* INSTRUCTION *
Transcribe the listing word for word.

* DATA SUPPLIED *

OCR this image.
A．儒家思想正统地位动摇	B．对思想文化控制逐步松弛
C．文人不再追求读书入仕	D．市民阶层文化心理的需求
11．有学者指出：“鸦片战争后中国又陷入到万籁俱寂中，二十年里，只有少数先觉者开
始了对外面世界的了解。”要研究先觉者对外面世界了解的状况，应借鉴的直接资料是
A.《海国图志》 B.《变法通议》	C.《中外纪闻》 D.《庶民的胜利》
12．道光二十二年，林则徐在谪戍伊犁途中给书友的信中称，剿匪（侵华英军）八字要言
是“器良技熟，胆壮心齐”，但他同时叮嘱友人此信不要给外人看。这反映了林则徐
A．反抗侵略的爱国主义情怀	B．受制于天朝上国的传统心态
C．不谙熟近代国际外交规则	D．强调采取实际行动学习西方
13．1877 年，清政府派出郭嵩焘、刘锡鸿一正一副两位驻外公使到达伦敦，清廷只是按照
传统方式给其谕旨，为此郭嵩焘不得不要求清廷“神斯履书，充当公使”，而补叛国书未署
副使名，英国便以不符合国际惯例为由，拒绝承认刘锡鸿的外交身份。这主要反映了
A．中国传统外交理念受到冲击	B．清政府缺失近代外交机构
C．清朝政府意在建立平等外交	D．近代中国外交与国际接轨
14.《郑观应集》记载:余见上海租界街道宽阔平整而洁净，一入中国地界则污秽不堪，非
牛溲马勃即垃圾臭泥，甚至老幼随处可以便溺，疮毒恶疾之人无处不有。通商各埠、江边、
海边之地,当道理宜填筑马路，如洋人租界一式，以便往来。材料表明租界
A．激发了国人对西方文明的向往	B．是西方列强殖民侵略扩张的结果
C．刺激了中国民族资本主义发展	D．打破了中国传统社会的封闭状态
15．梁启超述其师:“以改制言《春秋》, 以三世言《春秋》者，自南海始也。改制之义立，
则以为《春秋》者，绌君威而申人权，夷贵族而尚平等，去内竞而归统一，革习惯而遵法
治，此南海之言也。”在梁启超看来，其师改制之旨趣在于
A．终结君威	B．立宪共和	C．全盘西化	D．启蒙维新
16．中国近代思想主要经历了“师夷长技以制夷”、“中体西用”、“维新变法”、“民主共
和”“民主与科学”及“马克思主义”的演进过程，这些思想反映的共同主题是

* RESULT OF THE TASK *
OCR this image.
A．儒家思想正统地位动摇	B．对思想文化控制逐步松弛
C．文人不再追求读书入仕	D．市民阶层文化心理的需求
11．有学者指出：“鸦片战争后中国又陷入到万籁俱寂中，二十年里，只有少数先觉者开
始了对外面世界的了解。”要研究先觉者对外面世界了解的状况，应借鉴的直接资料是
A.《海国图志》 B.《变法通议》	C.《中外纪闻》 D.《庶民的胜利》
12．道光二十二年，林则徐在谪戍伊犁途中给书友的信中称，剿匪（侵华英军）八字要言
是“器良技熟，胆壮心齐”，但他同时叮嘱友人此信不要给外人看。这反映了林则徐
A．反抗侵略的爱国主义情怀	B．受制于天朝上国的传统心态
C．不谙熟近代国际外交规则	D．强调采取实际行动学习西方
13．1877 年，清政府派出郭嵩焘、刘锡鸿一正一副两位驻外公使到达伦敦，清廷只是按照
传统方式给其谕旨，为此郭嵩焘不得不要求清廷“神斯履书，充当公使”，而补叛国书未署
副使名，英国便以不符合国际惯例为由，拒绝承认刘锡鸿的外交身份。这主要反映了
A．中国传统外交理念受到冲击	B．清政府缺失近代外交机构
C．清朝政府意在建立平等外交	D．近代中国外交与国际接轨
14.《郑观应集》记载:余见上海租界街道宽阔平整而洁净，一入中国地界则污秽不堪，非
牛溲马勃即垃圾臭泥，甚至老幼随处可以便溺，疮毒恶疾之人无处不有。通商各埠、江边、
海边之地,当道理宜填筑马路，如洋人租界一式，以便往来。材料表明租界
A．激发了国人对西方文明的向往	B．是西方列强殖民侵略扩张的结果
C．刺激了中国民族资本主义发展	D．打破了中国传统社会的封闭状态
15．梁启超述其师:“以改制言《春秋》, 以三世言《春秋》者，自南海始也。改制之义立，
则以为《春秋》者，绌君威而申人权，夷贵族而尚平等，去内竞而归统一，革习惯而遵法
治，此南海之言也。”在梁启超看来，其师改制之旨趣在于
A．终结君威	B．立宪共和	C．全盘西化	D．启蒙维新
16．中国近代思想主要经历了“师夷长技以制夷”、“中体西用”、“维新变法”、“民主共
和”“民主与科学”及“马克思主义”的演进过程，这些思想反映的共同主题是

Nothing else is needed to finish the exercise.